===== PROVIDED DATA =====

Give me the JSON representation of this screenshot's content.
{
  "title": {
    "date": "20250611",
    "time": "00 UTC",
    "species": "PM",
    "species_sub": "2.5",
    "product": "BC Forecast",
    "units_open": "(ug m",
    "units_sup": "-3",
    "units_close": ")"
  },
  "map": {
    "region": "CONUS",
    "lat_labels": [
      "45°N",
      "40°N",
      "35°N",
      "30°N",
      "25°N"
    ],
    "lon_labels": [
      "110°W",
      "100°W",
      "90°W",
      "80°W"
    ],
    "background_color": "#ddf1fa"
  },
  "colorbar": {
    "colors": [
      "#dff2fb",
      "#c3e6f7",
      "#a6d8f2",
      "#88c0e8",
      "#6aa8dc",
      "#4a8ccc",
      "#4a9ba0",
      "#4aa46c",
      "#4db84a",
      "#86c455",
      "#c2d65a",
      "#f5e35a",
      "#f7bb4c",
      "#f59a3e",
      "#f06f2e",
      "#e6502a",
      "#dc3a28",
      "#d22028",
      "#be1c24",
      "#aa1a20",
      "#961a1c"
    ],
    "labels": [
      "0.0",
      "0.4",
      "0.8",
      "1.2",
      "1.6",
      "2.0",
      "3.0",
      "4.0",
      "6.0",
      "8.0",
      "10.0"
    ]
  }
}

=====

▶ [TASK TO CARRY OUT] Restate all of the entries exactly, please.

▶ [SOLUTION FOR THIS PROBLEM]
Give me the JSON representation of this screenshot's content.
{
  "title": {
    "date": "20250611",
    "time": "00 UTC",
    "species": "PM",
    "species_sub": "2.5",
    "product": "BC Forecast",
    "units_open": "(ug m",
    "units_sup": "-3",
    "units_close": ")"
  },
  "map": {
    "region": "CONUS",
    "lat_labels": [
      "45°N",
      "40°N",
      "35°N",
      "30°N",
      "25°N"
    ],
    "lon_labels": [
      "110°W",
      "100°W",
      "90°W",
      "80°W"
    ],
    "background_color": "#ddf1fa"
  },
  "colorbar": {
    "colors": [
      "#dff2fb",
      "#c3e6f7",
      "#a6d8f2",
      "#88c0e8",
      "#6aa8dc",
      "#4a8ccc",
      "#4a9ba0",
      "#4aa46c",
      "#4db84a",
      "#86c455",
      "#c2d65a",
      "#f5e35a",
      "#f7bb4c",
      "#f59a3e",
      "#f06f2e",
      "#e6502a",
      "#dc3a28",
      "#d22028",
      "#be1c24",
      "#aa1a20",
      "#961a1c"
    ],
    "labels": [
      "0.0",
      "0.4",
      "0.8",
      "1.2",
      "1.6",
      "2.0",
      "3.0",
      "4.0",
      "6.0",
      "8.0",
      "10.0"
    ]
  }
}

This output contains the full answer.